→ PROBLEM TO WORK ON:
Lines that hold the word "komentarzy" should be located and copied.

* * *

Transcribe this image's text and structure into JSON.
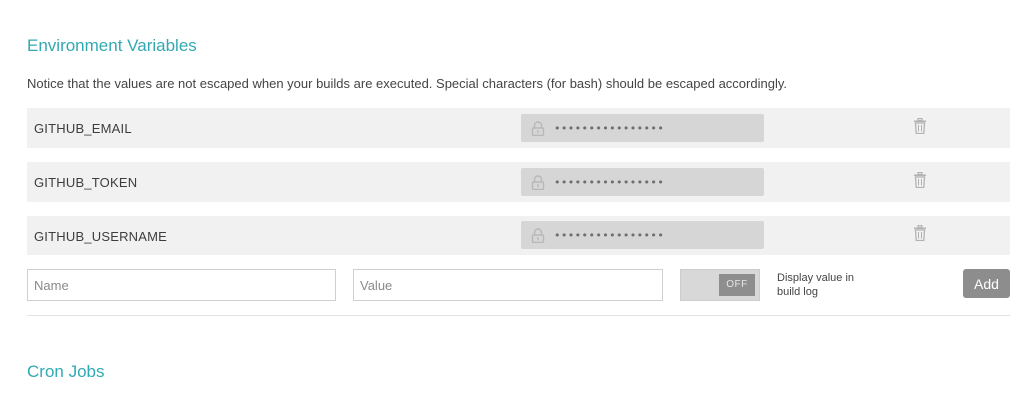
{
  "env_section": {
    "title": "Environment Variables",
    "notice": "Notice that the values are not escaped when your builds are executed. Special characters (for bash) should be escaped accordingly.",
    "variables": [
      {
        "name": "GITHUB_EMAIL",
        "value_masked": "••••••••••••••••"
      },
      {
        "name": "GITHUB_TOKEN",
        "value_masked": "••••••••••••••••"
      },
      {
        "name": "GITHUB_USERNAME",
        "value_masked": "••••••••••••••••"
      }
    ]
  },
  "add_form": {
    "name_placeholder": "Name",
    "value_placeholder": "Value",
    "toggle_state": "OFF",
    "toggle_label": "Display value in build log",
    "add_label": "Add"
  },
  "cron_section": {
    "title": "Cron Jobs"
  },
  "icons": {
    "lock": "lock-icon",
    "delete": "trash-icon"
  },
  "colors": {
    "accent": "#32a9b3",
    "row_bg": "#f1f1f1",
    "masked_bg": "#d6d6d6",
    "button_bg": "#8d8d8d"
  }
}
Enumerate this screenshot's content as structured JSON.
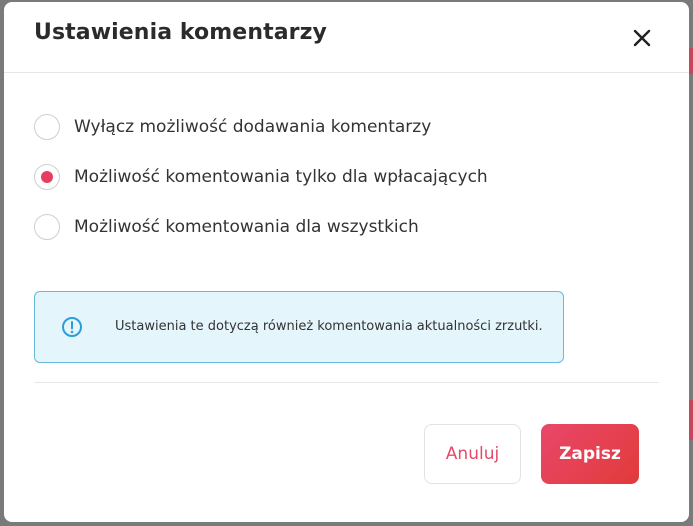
{
  "dialog": {
    "title": "Ustawienia komentarzy",
    "options": [
      {
        "label": "Wyłącz możliwość dodawania komentarzy",
        "selected": false
      },
      {
        "label": "Możliwość komentowania tylko dla wpłacających",
        "selected": true
      },
      {
        "label": "Możliwość komentowania dla wszystkich",
        "selected": false
      }
    ],
    "info": {
      "icon": "info-circle-icon",
      "text": "Ustawienia te dotyczą również komentowania aktualności zrzutki."
    },
    "buttons": {
      "cancel": "Anuluj",
      "save": "Zapisz"
    }
  },
  "colors": {
    "accent": "#e63e63",
    "info_border": "#68b9db",
    "info_background": "#e4f5fb",
    "info_icon": "#2a9fd6"
  }
}
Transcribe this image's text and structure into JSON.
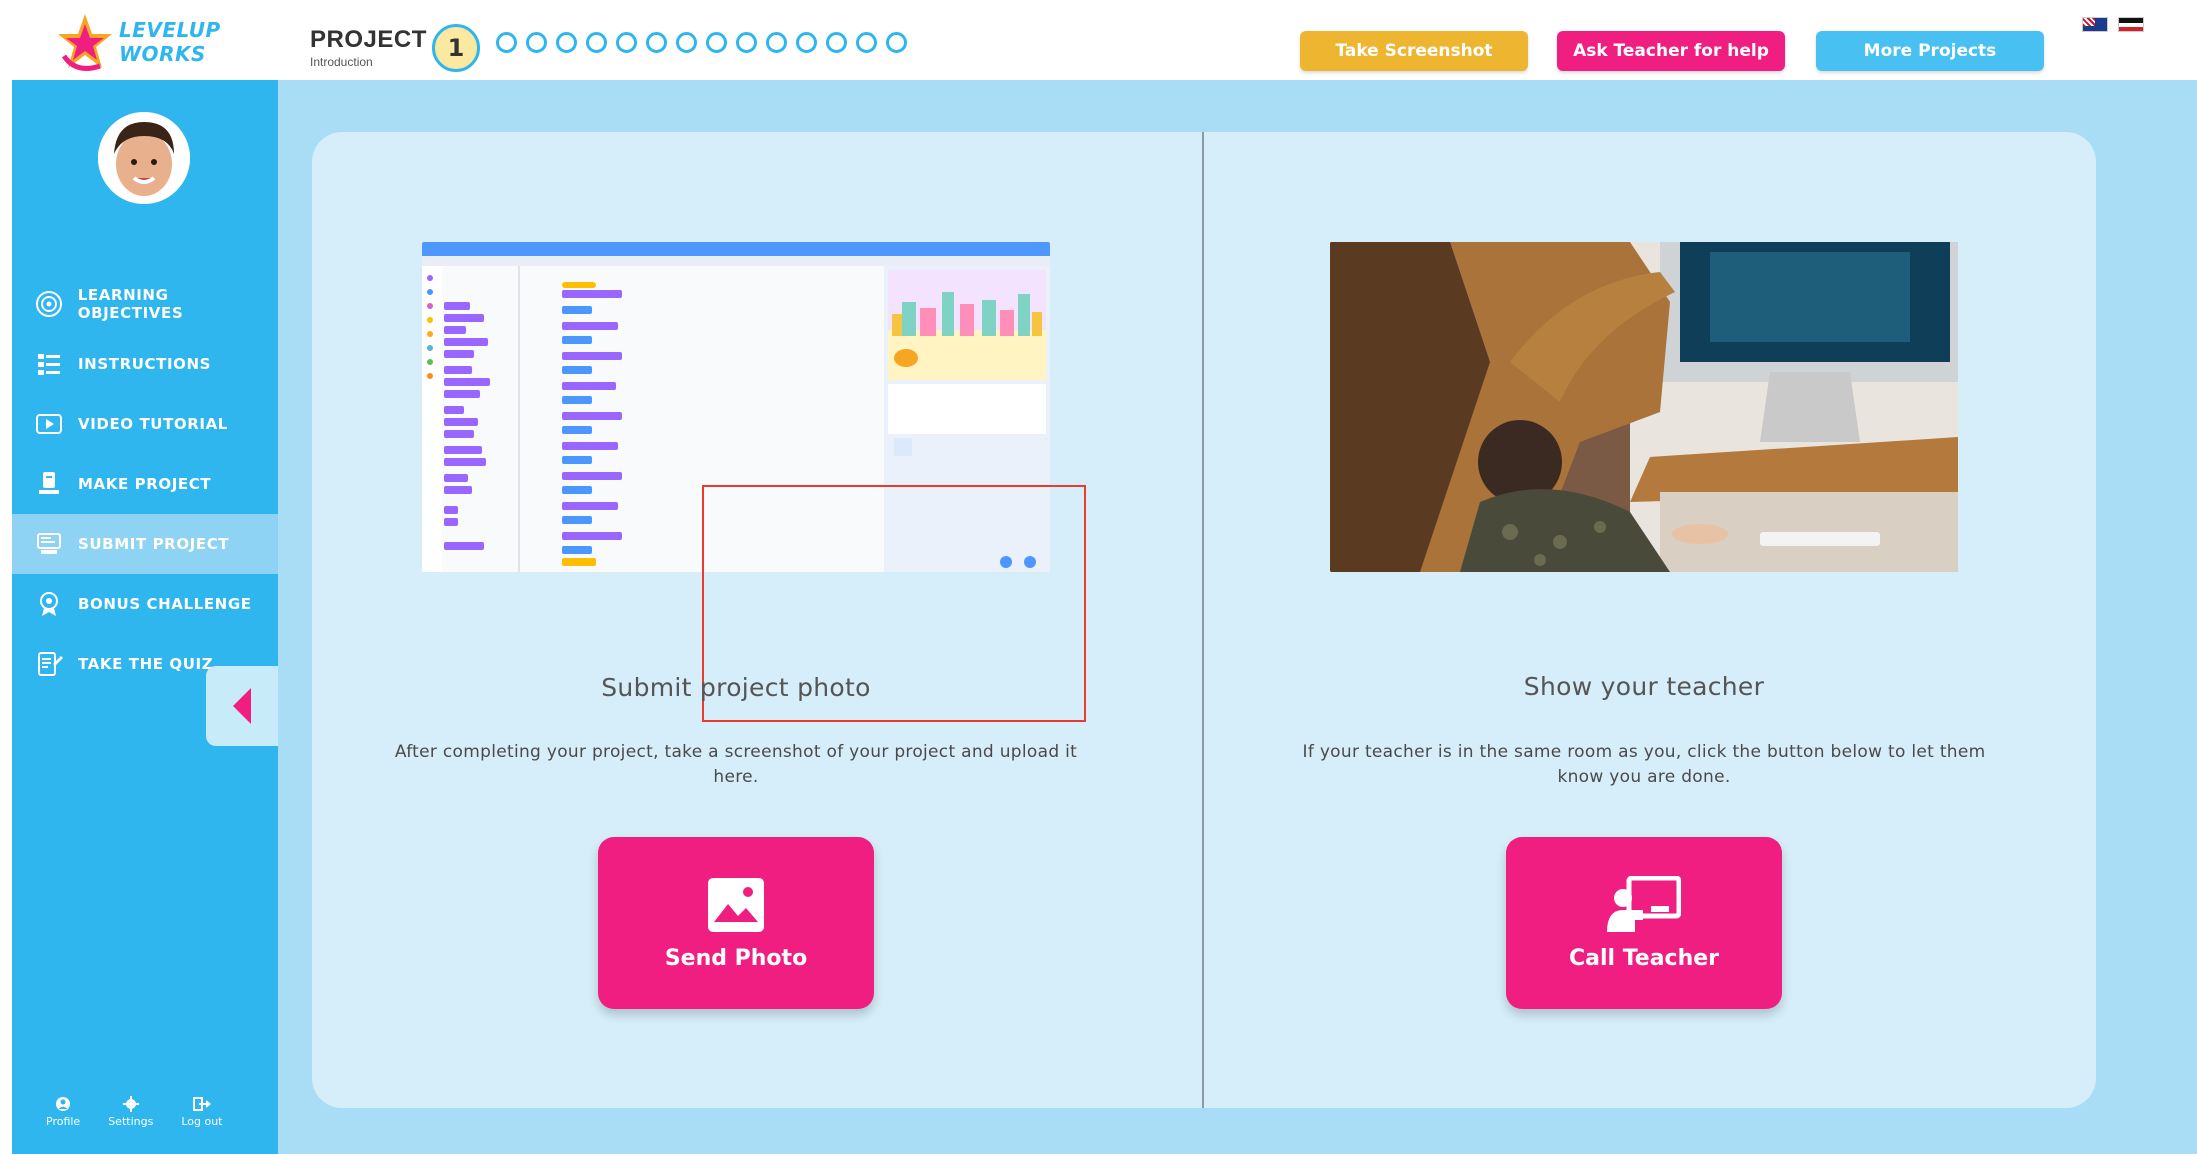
{
  "header": {
    "logo_line1": "LEVELUP",
    "logo_line2": "WORKS",
    "project_title": "PROJECT",
    "project_subtitle": "Introduction",
    "current_step": "1",
    "step_count_remaining": 14,
    "buttons": {
      "take_screenshot": "Take Screenshot",
      "ask_teacher": "Ask Teacher for help",
      "more_projects": "More Projects"
    },
    "flags": [
      "australia-flag-icon",
      "new-zealand-flag-icon"
    ]
  },
  "sidebar": {
    "items": [
      {
        "label": "LEARNING OBJECTIVES",
        "icon": "target-icon"
      },
      {
        "label": "INSTRUCTIONS",
        "icon": "list-icon"
      },
      {
        "label": "VIDEO TUTORIAL",
        "icon": "play-icon"
      },
      {
        "label": "MAKE PROJECT",
        "icon": "tools-icon"
      },
      {
        "label": "SUBMIT PROJECT",
        "icon": "submit-icon",
        "active": true
      },
      {
        "label": "BONUS CHALLENGE",
        "icon": "badge-icon"
      },
      {
        "label": "TAKE THE QUIZ",
        "icon": "quiz-icon"
      }
    ],
    "footer": {
      "profile": "Profile",
      "settings": "Settings",
      "logout": "Log out"
    }
  },
  "main": {
    "left": {
      "title": "Submit project photo",
      "description": "After completing your project, take a screenshot of your project and upload it here.",
      "button": "Send Photo"
    },
    "right": {
      "title": "Show your teacher",
      "description": "If your teacher is in the same room as you, click the button below to let them know you are done.",
      "button": "Call Teacher"
    }
  },
  "colors": {
    "brand_blue": "#2fb6ee",
    "accent_pink": "#f01e80",
    "screenshot_yellow": "#eeb531",
    "more_projects_blue": "#49c0f2",
    "main_bg": "#a9dcf5",
    "card_bg": "#d5eef9"
  }
}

* * *

→ SOLVED PROBLEM:
    "title": "Ustawienia komentarzy",
        "label": "Wyłącz możliwość dodawania komentarzy",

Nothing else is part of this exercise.